Reproduce word for word the lines of the records from the line containing "y-axis: 10.0% 11.0%" through the line containing "data-point <box>1240 405 1250 415</box>", including both of those lines.

§ **Annotated region listings**
[START]

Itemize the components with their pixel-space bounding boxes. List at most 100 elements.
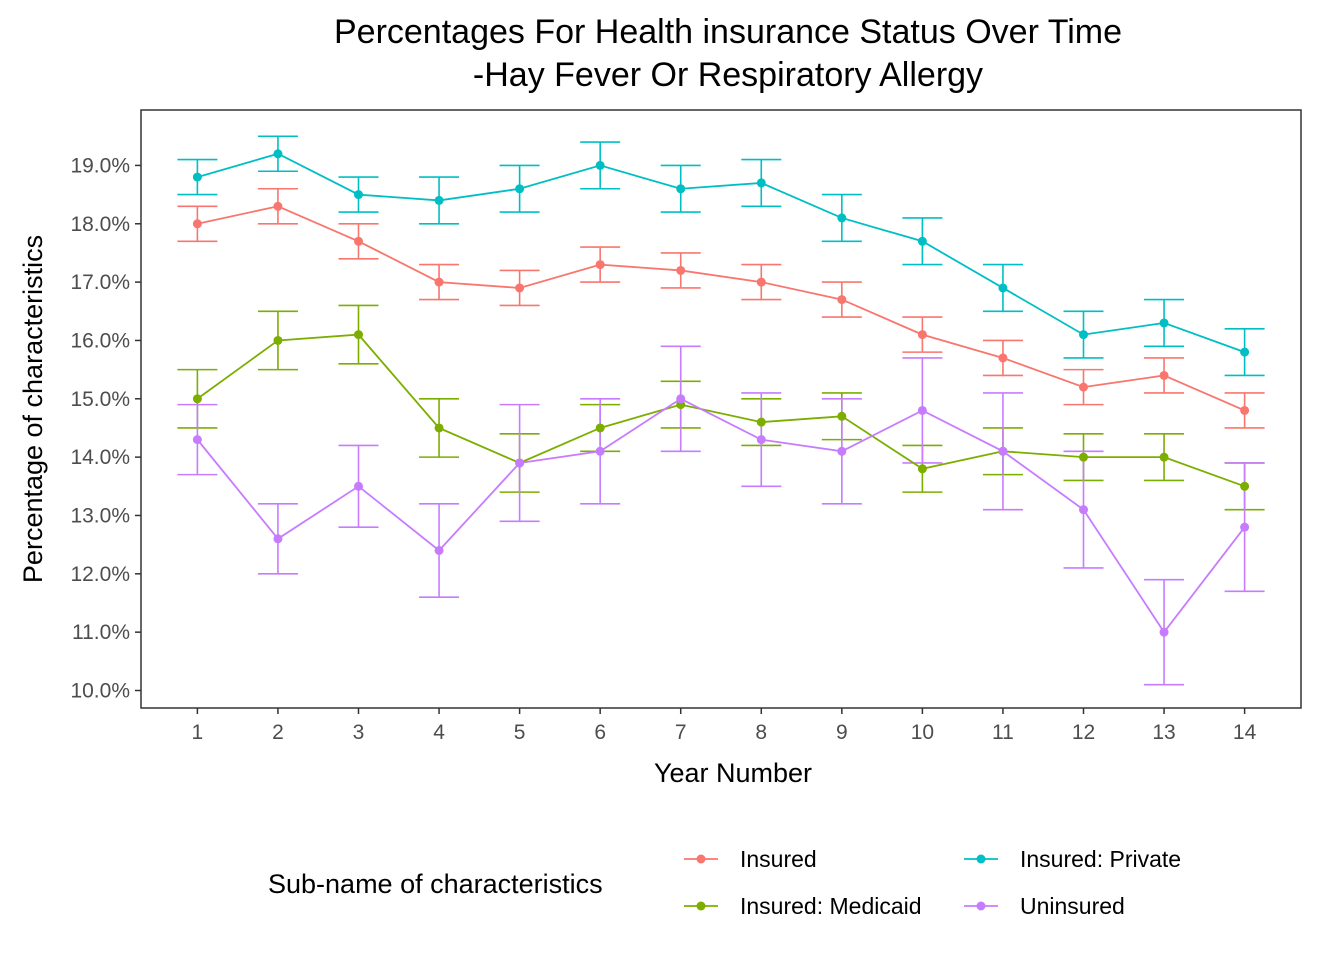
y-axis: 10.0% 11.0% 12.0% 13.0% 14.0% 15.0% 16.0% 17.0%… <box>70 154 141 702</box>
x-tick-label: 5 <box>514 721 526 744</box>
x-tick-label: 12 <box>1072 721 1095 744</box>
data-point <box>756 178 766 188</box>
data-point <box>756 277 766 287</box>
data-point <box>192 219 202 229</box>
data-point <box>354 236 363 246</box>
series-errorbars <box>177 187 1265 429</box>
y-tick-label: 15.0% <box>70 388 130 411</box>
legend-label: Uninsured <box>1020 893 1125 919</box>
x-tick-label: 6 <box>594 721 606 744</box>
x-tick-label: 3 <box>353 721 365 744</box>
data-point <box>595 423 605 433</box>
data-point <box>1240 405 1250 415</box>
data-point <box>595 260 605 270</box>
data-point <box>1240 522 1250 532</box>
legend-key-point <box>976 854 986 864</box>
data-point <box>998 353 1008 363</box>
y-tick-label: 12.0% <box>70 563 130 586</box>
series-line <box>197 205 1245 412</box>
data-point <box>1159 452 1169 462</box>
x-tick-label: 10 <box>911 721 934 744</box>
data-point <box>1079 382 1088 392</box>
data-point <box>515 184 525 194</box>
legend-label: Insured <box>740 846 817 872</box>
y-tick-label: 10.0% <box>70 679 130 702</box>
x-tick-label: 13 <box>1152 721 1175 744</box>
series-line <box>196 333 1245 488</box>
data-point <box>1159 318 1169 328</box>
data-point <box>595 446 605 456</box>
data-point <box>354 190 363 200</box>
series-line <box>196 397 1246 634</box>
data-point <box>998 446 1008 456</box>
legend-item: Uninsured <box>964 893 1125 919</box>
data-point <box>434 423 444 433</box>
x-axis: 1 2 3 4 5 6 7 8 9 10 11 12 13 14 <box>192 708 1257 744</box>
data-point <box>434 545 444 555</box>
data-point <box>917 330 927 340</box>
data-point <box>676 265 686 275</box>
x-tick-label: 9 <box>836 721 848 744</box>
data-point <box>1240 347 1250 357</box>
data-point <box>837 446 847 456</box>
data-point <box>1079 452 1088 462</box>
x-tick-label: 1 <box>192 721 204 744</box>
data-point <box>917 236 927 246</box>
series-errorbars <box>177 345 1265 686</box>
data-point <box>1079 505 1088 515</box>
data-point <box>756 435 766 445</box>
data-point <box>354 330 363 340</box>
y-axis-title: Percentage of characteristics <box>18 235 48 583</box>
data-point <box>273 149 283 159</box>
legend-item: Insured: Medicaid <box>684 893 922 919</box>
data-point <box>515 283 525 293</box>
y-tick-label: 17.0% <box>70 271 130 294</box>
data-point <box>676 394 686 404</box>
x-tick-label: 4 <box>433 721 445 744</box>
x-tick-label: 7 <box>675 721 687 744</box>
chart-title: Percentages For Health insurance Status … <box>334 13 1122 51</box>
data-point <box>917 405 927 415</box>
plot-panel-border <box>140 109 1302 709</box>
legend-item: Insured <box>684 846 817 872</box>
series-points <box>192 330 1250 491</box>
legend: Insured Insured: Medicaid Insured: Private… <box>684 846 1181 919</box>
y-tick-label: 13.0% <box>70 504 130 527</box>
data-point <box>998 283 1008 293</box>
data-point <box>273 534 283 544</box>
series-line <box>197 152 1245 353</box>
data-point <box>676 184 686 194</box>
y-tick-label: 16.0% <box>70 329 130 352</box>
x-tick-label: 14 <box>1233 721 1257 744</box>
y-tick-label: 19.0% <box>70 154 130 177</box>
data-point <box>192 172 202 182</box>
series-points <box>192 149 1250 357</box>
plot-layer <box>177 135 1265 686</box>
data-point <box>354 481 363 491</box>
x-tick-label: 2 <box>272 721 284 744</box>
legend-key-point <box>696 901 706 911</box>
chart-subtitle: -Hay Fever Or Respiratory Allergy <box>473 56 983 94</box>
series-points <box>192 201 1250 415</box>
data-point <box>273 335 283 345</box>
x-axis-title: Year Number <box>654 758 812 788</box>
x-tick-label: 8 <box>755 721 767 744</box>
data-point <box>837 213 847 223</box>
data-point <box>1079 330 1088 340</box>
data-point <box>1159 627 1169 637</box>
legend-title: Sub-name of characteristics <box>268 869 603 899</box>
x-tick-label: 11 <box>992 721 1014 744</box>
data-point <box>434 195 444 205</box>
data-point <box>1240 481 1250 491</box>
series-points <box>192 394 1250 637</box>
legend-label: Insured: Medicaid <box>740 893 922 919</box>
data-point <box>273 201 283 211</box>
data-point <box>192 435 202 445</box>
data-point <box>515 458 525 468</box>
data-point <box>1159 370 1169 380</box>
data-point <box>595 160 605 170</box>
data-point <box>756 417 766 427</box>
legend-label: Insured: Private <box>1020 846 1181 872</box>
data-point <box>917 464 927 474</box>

[END]
[START]

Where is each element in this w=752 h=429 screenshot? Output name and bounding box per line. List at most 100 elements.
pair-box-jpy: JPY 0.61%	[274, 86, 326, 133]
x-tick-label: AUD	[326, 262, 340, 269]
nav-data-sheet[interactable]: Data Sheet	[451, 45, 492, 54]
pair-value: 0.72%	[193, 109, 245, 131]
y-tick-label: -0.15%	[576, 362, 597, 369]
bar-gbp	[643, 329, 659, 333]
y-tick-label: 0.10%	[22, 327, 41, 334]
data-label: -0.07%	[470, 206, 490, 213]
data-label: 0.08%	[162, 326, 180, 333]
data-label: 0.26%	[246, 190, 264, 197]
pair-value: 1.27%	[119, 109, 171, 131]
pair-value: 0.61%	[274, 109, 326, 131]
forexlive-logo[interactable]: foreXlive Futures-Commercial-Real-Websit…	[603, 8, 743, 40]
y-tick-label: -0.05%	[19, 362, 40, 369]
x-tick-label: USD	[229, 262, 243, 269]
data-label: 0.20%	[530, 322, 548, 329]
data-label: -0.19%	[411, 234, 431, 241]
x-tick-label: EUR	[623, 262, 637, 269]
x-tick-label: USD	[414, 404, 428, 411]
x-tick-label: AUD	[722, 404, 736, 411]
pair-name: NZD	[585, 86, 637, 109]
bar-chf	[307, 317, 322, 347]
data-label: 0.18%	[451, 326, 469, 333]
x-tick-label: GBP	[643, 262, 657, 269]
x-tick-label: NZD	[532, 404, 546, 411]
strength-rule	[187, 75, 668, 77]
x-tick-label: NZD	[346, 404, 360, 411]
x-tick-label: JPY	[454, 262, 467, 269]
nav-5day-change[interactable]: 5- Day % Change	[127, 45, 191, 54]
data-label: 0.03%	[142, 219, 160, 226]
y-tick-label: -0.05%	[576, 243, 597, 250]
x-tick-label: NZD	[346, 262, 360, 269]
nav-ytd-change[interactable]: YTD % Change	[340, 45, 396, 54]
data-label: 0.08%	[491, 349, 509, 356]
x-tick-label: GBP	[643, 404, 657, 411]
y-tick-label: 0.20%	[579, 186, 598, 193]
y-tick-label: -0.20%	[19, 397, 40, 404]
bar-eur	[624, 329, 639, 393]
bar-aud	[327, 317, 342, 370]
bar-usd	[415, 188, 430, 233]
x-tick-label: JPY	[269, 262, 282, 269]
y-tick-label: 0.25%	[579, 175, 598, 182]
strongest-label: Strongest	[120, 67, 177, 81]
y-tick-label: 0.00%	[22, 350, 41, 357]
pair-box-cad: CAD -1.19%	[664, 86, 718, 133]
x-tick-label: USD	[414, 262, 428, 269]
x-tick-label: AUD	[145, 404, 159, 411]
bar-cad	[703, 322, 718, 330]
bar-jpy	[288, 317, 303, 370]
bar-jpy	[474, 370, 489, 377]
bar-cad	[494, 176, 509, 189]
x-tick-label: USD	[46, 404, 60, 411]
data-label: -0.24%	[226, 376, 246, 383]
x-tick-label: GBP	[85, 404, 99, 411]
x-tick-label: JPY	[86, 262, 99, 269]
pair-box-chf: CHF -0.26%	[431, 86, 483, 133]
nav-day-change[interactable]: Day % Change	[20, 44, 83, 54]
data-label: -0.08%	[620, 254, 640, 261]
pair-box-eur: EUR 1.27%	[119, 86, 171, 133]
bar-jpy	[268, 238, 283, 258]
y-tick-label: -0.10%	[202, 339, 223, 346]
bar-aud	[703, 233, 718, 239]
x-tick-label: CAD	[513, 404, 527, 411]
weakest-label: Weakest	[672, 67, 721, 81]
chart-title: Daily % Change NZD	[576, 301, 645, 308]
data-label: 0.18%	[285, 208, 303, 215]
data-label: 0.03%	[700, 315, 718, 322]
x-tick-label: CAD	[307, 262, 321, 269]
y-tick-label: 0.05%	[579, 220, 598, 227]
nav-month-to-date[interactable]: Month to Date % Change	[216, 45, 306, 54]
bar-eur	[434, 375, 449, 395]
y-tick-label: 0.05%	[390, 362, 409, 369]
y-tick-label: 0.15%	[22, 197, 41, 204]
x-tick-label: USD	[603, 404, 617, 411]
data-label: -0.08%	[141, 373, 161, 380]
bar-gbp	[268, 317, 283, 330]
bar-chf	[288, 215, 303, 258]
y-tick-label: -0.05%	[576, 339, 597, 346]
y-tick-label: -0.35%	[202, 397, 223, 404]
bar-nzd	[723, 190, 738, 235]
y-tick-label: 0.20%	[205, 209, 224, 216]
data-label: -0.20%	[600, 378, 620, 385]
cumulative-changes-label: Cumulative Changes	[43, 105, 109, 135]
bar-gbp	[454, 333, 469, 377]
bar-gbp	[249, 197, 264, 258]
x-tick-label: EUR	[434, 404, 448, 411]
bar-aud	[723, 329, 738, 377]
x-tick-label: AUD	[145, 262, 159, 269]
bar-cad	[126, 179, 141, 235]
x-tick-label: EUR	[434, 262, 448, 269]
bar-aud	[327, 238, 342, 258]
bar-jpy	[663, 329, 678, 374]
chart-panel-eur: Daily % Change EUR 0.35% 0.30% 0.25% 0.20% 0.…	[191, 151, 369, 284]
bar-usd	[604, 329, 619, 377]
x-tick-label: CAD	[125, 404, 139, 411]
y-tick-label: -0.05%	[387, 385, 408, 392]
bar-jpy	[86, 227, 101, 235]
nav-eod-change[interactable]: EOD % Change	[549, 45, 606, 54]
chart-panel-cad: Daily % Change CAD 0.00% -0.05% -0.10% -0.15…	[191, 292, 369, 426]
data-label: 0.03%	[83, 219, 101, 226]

[END]

§ **Complete output**
y-axis: 10.0% 11.0% 12.0% 13.0% 14.0% 15.0% 16.0% 17.0%… <box>70 154 141 702</box>
x-tick-label: 5 <box>514 721 526 744</box>
x-tick-label: 12 <box>1072 721 1095 744</box>
data-point <box>756 178 766 188</box>
data-point <box>756 277 766 287</box>
data-point <box>192 219 202 229</box>
data-point <box>354 236 363 246</box>
series-errorbars <box>177 187 1265 429</box>
y-tick-label: 15.0% <box>70 388 130 411</box>
legend-label: Uninsured <box>1020 893 1125 919</box>
x-tick-label: 6 <box>594 721 606 744</box>
x-tick-label: 3 <box>353 721 365 744</box>
data-point <box>595 423 605 433</box>
data-point <box>1240 405 1250 415</box>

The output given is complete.